#### Given records:
* start *

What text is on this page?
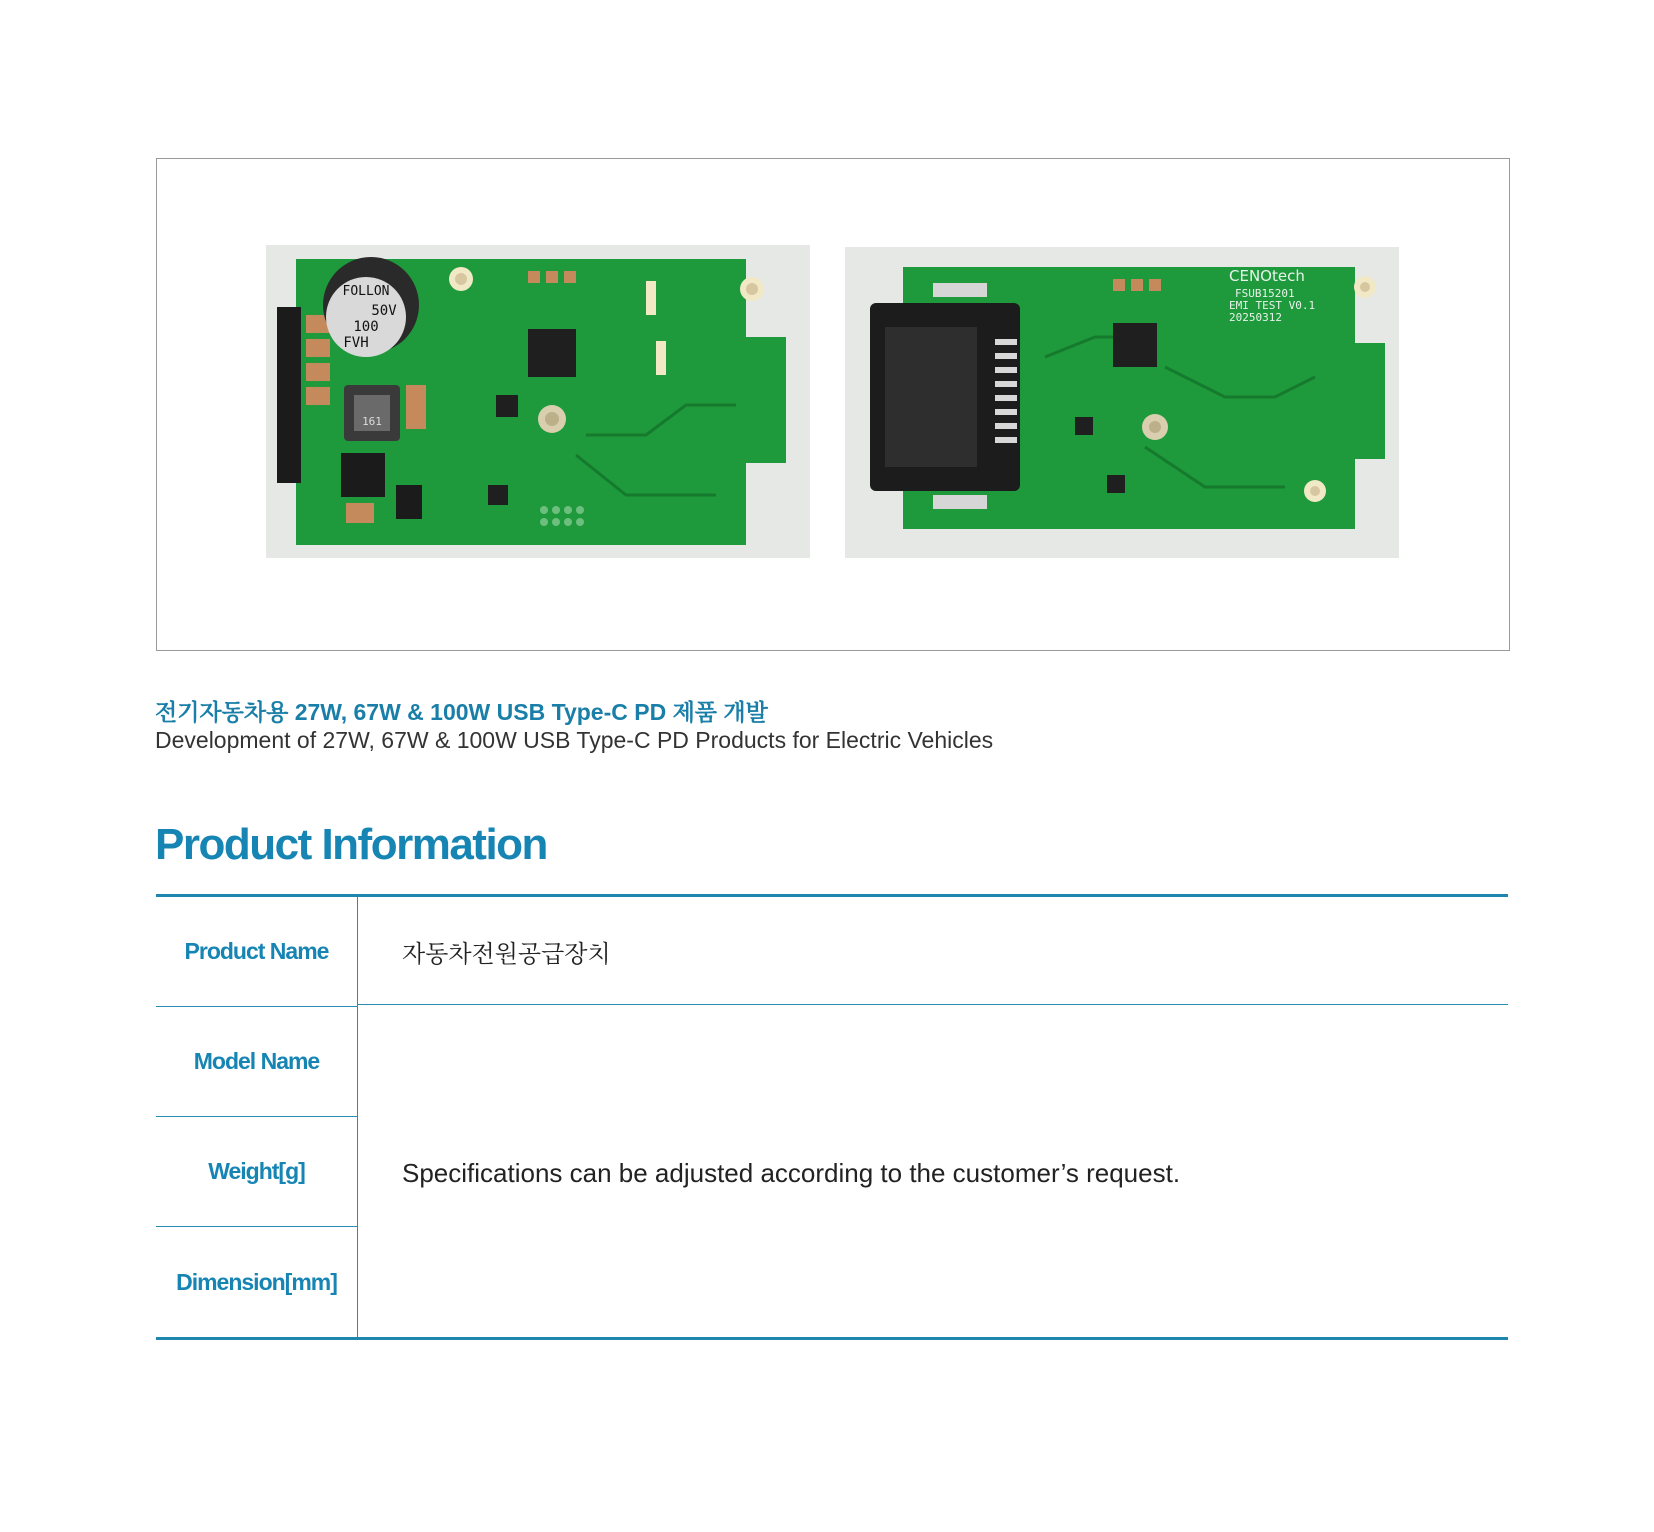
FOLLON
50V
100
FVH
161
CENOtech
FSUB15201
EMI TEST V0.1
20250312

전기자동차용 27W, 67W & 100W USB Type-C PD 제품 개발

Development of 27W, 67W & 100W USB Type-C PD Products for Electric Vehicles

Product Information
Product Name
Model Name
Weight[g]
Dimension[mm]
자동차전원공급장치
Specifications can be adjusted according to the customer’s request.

* end *

Retype all of the entries exactly as written, leaving out any images.

#### Response:
What text is on this page?
FOLLON
50V
100
FVH
161
CENOtech
FSUB15201
EMI TEST V0.1
20250312

전기자동차용 27W, 67W & 100W USB Type-C PD 제품 개발

Development of 27W, 67W & 100W USB Type-C PD Products for Electric Vehicles

Product Information
Product Name
Model Name
Weight[g]
Dimension[mm]
자동차전원공급장치
Specifications can be adjusted according to the customer’s request.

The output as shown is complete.